Stored records:
■ ■ ■ ■
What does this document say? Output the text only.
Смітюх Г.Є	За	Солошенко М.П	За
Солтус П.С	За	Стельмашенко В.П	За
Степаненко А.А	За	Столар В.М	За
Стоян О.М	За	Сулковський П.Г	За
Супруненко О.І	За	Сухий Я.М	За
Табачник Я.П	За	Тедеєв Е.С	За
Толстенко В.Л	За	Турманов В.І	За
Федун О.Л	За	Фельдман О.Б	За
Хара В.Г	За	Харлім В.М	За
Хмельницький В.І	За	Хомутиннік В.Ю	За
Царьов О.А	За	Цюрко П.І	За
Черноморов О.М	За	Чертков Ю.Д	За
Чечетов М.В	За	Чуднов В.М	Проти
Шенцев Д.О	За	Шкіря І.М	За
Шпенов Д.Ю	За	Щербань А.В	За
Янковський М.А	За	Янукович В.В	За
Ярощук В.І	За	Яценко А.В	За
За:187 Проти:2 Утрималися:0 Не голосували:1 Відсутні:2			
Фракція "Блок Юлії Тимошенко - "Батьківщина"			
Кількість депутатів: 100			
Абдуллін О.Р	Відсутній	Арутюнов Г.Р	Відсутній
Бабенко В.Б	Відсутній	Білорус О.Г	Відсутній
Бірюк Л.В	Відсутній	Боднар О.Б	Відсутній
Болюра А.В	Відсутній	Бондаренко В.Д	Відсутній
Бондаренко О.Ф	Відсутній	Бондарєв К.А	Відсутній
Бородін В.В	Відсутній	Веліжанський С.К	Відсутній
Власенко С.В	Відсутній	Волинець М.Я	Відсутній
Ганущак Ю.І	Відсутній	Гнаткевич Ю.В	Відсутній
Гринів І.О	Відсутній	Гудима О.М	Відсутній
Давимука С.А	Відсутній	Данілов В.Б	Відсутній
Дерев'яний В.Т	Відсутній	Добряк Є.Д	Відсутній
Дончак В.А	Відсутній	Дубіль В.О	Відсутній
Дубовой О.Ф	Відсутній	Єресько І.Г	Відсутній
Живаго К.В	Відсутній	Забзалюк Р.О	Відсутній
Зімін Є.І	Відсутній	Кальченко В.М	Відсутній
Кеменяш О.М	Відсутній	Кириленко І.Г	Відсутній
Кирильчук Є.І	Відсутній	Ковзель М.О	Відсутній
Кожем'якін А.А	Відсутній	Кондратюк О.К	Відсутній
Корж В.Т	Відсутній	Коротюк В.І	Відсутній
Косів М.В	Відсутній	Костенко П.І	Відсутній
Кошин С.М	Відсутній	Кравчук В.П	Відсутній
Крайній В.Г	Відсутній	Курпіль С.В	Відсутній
■ ■ ■ ■
__Required work__: Every record shown above should be written out again exactly.

__Solution to the exercise__:
What does this document say? Output the text only.
Смітюх Г.Є	За	Солошенко М.П	За
Солтус П.С	За	Стельмашенко В.П	За
Степаненко А.А	За	Столар В.М	За
Стоян О.М	За	Сулковський П.Г	За
Супруненко О.І	За	Сухий Я.М	За
Табачник Я.П	За	Тедеєв Е.С	За
Толстенко В.Л	За	Турманов В.І	За
Федун О.Л	За	Фельдман О.Б	За
Хара В.Г	За	Харлім В.М	За
Хмельницький В.І	За	Хомутиннік В.Ю	За
Царьов О.А	За	Цюрко П.І	За
Черноморов О.М	За	Чертков Ю.Д	За
Чечетов М.В	За	Чуднов В.М	Проти
Шенцев Д.О	За	Шкіря І.М	За
Шпенов Д.Ю	За	Щербань А.В	За
Янковський М.А	За	Янукович В.В	За
Ярощук В.І	За	Яценко А.В	За
За:187 Проти:2 Утрималися:0 Не голосували:1 Відсутні:2			
Фракція "Блок Юлії Тимошенко - "Батьківщина"			
Кількість депутатів: 100			
Абдуллін О.Р	Відсутній	Арутюнов Г.Р	Відсутній
Бабенко В.Б	Відсутній	Білорус О.Г	Відсутній
Бірюк Л.В	Відсутній	Боднар О.Б	Відсутній
Болюра А.В	Відсутній	Бондаренко В.Д	Відсутній
Бондаренко О.Ф	Відсутній	Бондарєв К.А	Відсутній
Бородін В.В	Відсутній	Веліжанський С.К	Відсутній
Власенко С.В	Відсутній	Волинець М.Я	Відсутній
Ганущак Ю.І	Відсутній	Гнаткевич Ю.В	Відсутній
Гринів І.О	Відсутній	Гудима О.М	Відсутній
Давимука С.А	Відсутній	Данілов В.Б	Відсутній
Дерев'яний В.Т	Відсутній	Добряк Є.Д	Відсутній
Дончак В.А	Відсутній	Дубіль В.О	Відсутній
Дубовой О.Ф	Відсутній	Єресько І.Г	Відсутній
Живаго К.В	Відсутній	Забзалюк Р.О	Відсутній
Зімін Є.І	Відсутній	Кальченко В.М	Відсутній
Кеменяш О.М	Відсутній	Кириленко І.Г	Відсутній
Кирильчук Є.І	Відсутній	Ковзель М.О	Відсутній
Кожем'якін А.А	Відсутній	Кондратюк О.К	Відсутній
Корж В.Т	Відсутній	Коротюк В.І	Відсутній
Косів М.В	Відсутній	Костенко П.І	Відсутній
Кошин С.М	Відсутній	Кравчук В.П	Відсутній
Крайній В.Г	Відсутній	Курпіль С.В	Відсутній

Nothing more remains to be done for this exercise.